— START OF Input for this task —

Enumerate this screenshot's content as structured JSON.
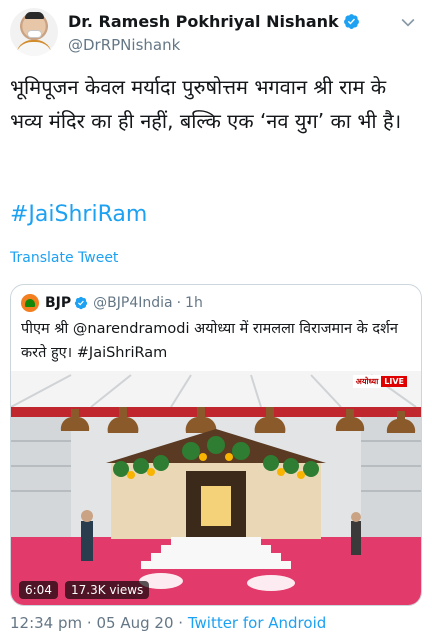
{
  "author": {
    "display_name": "Dr. Ramesh Pokhriyal Nishank",
    "handle": "@DrRPNishank",
    "verified": true,
    "avatar_icon": "profile-avatar"
  },
  "tweet": {
    "text": "भूमिपूजन केवल मर्यादा पुरुषोत्तम भगवान श्री राम के भव्य मंदिर का ही नहीं, बल्कि एक ‘नव युग’ का भी है।",
    "hashtag": "#JaiShriRam",
    "translate_label": "Translate Tweet"
  },
  "quoted_tweet": {
    "display_name": "BJP",
    "handle": "@BJP4India",
    "separator": "·",
    "time": "1h",
    "text": "पीएम श्री @narendramodi अयोध्या में रामलला विराजमान के दर्शन करते हुए। #JaiShriRam",
    "video": {
      "duration": "6:04",
      "views": "17.3K views",
      "channel_badge": "अयोध्या",
      "live_badge": "LIVE"
    }
  },
  "meta": {
    "time": "12:34 pm",
    "dot1": "·",
    "date": "05 Aug 20",
    "dot2": "·",
    "source": "Twitter for Android"
  },
  "colors": {
    "link_blue": "#1da1f2",
    "secondary_text": "#657786",
    "border": "#ccd6dd"
  }
}
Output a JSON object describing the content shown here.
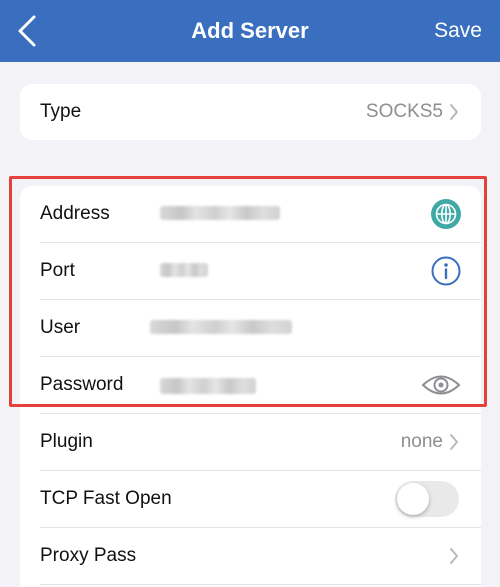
{
  "nav": {
    "title": "Add Server",
    "save_label": "Save",
    "bar_color": "#3a6fbf"
  },
  "type_row": {
    "label": "Type",
    "value": "SOCKS5"
  },
  "connection": {
    "highlight_color": "#e3413a",
    "address": {
      "label": "Address",
      "icon": "globe-icon"
    },
    "port": {
      "label": "Port",
      "icon": "info-icon"
    },
    "user": {
      "label": "User"
    },
    "password": {
      "label": "Password",
      "icon": "eye-icon"
    }
  },
  "options": {
    "plugin": {
      "label": "Plugin",
      "value": "none"
    },
    "tcp_fast_open": {
      "label": "TCP Fast Open",
      "enabled": false
    },
    "proxy_pass": {
      "label": "Proxy Pass"
    }
  }
}
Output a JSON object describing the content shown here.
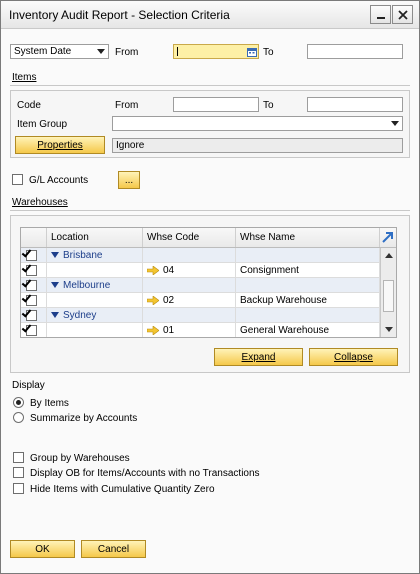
{
  "window": {
    "title": "Inventory Audit Report - Selection Criteria"
  },
  "date_filter": {
    "type_value": "System Date",
    "from_label": "From",
    "from_value": "",
    "to_label": "To",
    "to_value": ""
  },
  "items": {
    "section_label": "Items",
    "code_label": "Code",
    "from_label": "From",
    "to_label": "To",
    "code_from_value": "",
    "code_to_value": "",
    "item_group_label": "Item Group",
    "item_group_value": "",
    "properties_button": "Properties",
    "properties_value": "Ignore"
  },
  "gl_accounts": {
    "label": "G/L Accounts",
    "checked": false,
    "browse_button": "..."
  },
  "warehouses": {
    "section_label": "Warehouses",
    "columns": [
      "Location",
      "Whse Code",
      "Whse Name"
    ],
    "rows": [
      {
        "type": "group",
        "location": "Brisbane",
        "checked": true
      },
      {
        "type": "item",
        "code": "04",
        "name": "Consignment",
        "checked": true
      },
      {
        "type": "group",
        "location": "Melbourne",
        "checked": true
      },
      {
        "type": "item",
        "code": "02",
        "name": "Backup Warehouse",
        "checked": true
      },
      {
        "type": "group",
        "location": "Sydney",
        "checked": true
      },
      {
        "type": "item",
        "code": "01",
        "name": "General Warehouse",
        "checked": true
      }
    ],
    "expand_button": "Expand",
    "collapse_button": "Collapse"
  },
  "display": {
    "label": "Display",
    "options": [
      {
        "label": "By Items",
        "selected": true
      },
      {
        "label": "Summarize by Accounts",
        "selected": false
      }
    ]
  },
  "options": [
    {
      "label": "Group by Warehouses",
      "checked": false
    },
    {
      "label": "Display OB for Items/Accounts with no Transactions",
      "checked": false
    },
    {
      "label": "Hide Items with Cumulative Quantity Zero",
      "checked": false
    }
  ],
  "footer": {
    "ok_button": "OK",
    "cancel_button": "Cancel"
  },
  "colors": {
    "accent_yellow": "#f5c84a",
    "group_text": "#1d3e8a",
    "field_highlight": "#fdf0a6"
  },
  "icons": [
    "minimize-icon",
    "close-icon",
    "calendar-icon",
    "dropdown-arrow-icon",
    "expand-arrow-icon",
    "link-arrow-icon",
    "row-arrow-icon"
  ]
}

— END OF Input for this task —

### The problem
Transcribe each entry above exactly, apart from the pictures.

### Exercise result
Enumerate this screenshot's content as structured JSON.
{
  "author": {
    "display_name": "Dr. Ramesh Pokhriyal Nishank",
    "handle": "@DrRPNishank",
    "verified": true,
    "avatar_icon": "profile-avatar"
  },
  "tweet": {
    "text": "भूमिपूजन केवल मर्यादा पुरुषोत्तम भगवान श्री राम के भव्य मंदिर का ही नहीं, बल्कि एक ‘नव युग’ का भी है।",
    "hashtag": "#JaiShriRam",
    "translate_label": "Translate Tweet"
  },
  "quoted_tweet": {
    "display_name": "BJP",
    "handle": "@BJP4India",
    "separator": "·",
    "time": "1h",
    "text": "पीएम श्री @narendramodi अयोध्या में रामलला विराजमान के दर्शन करते हुए। #JaiShriRam",
    "video": {
      "duration": "6:04",
      "views": "17.3K views",
      "channel_badge": "अयोध्या",
      "live_badge": "LIVE"
    }
  },
  "meta": {
    "time": "12:34 pm",
    "dot1": "·",
    "date": "05 Aug 20",
    "dot2": "·",
    "source": "Twitter for Android"
  },
  "colors": {
    "link_blue": "#1da1f2",
    "secondary_text": "#657786",
    "border": "#ccd6dd"
  }
}
Output a JSON object describing the content shown here.
{
  "nav": {
    "title": "Add Server",
    "save_label": "Save",
    "bar_color": "#3a6fbf"
  },
  "type_row": {
    "label": "Type",
    "value": "SOCKS5"
  },
  "connection": {
    "highlight_color": "#e3413a",
    "address": {
      "label": "Address",
      "icon": "globe-icon"
    },
    "port": {
      "label": "Port",
      "icon": "info-icon"
    },
    "user": {
      "label": "User"
    },
    "password": {
      "label": "Password",
      "icon": "eye-icon"
    }
  },
  "options": {
    "plugin": {
      "label": "Plugin",
      "value": "none"
    },
    "tcp_fast_open": {
      "label": "TCP Fast Open",
      "enabled": false
    },
    "proxy_pass": {
      "label": "Proxy Pass"
    }
  }
}
Output a JSON object describing the content shown here.
{
  "window": {
    "title": "Inventory Audit Report - Selection Criteria"
  },
  "date_filter": {
    "type_value": "System Date",
    "from_label": "From",
    "from_value": "",
    "to_label": "To",
    "to_value": ""
  },
  "items": {
    "section_label": "Items",
    "code_label": "Code",
    "from_label": "From",
    "to_label": "To",
    "code_from_value": "",
    "code_to_value": "",
    "item_group_label": "Item Group",
    "item_group_value": "",
    "properties_button": "Properties",
    "properties_value": "Ignore"
  },
  "gl_accounts": {
    "label": "G/L Accounts",
    "checked": false,
    "browse_button": "..."
  },
  "warehouses": {
    "section_label": "Warehouses",
    "columns": [
      "Location",
      "Whse Code",
      "Whse Name"
    ],
    "rows": [
      {
        "type": "group",
        "location": "Brisbane",
        "checked": true
      },
      {
        "type": "item",
        "code": "04",
        "name": "Consignment",
        "checked": true
      },
      {
        "type": "group",
        "location": "Melbourne",
        "checked": true
      },
      {
        "type": "item",
        "code": "02",
        "name": "Backup Warehouse",
        "checked": true
      },
      {
        "type": "group",
        "location": "Sydney",
        "checked": true
      },
      {
        "type": "item",
        "code": "01",
        "name": "General Warehouse",
        "checked": true
      }
    ],
    "expand_button": "Expand",
    "collapse_button": "Collapse"
  },
  "display": {
    "label": "Display",
    "options": [
      {
        "label": "By Items",
        "selected": true
      },
      {
        "label": "Summarize by Accounts",
        "selected": false
      }
    ]
  },
  "options": [
    {
      "label": "Group by Warehouses",
      "checked": false
    },
    {
      "label": "Display OB for Items/Accounts with no Transactions",
      "checked": false
    },
    {
      "label": "Hide Items with Cumulative Quantity Zero",
      "checked": false
    }
  ],
  "footer": {
    "ok_button": "OK",
    "cancel_button": "Cancel"
  },
  "colors": {
    "accent_yellow": "#f5c84a",
    "group_text": "#1d3e8a",
    "field_highlight": "#fdf0a6"
  },
  "icons": [
    "minimize-icon",
    "close-icon",
    "calendar-icon",
    "dropdown-arrow-icon",
    "expand-arrow-icon",
    "link-arrow-icon",
    "row-arrow-icon"
  ]
}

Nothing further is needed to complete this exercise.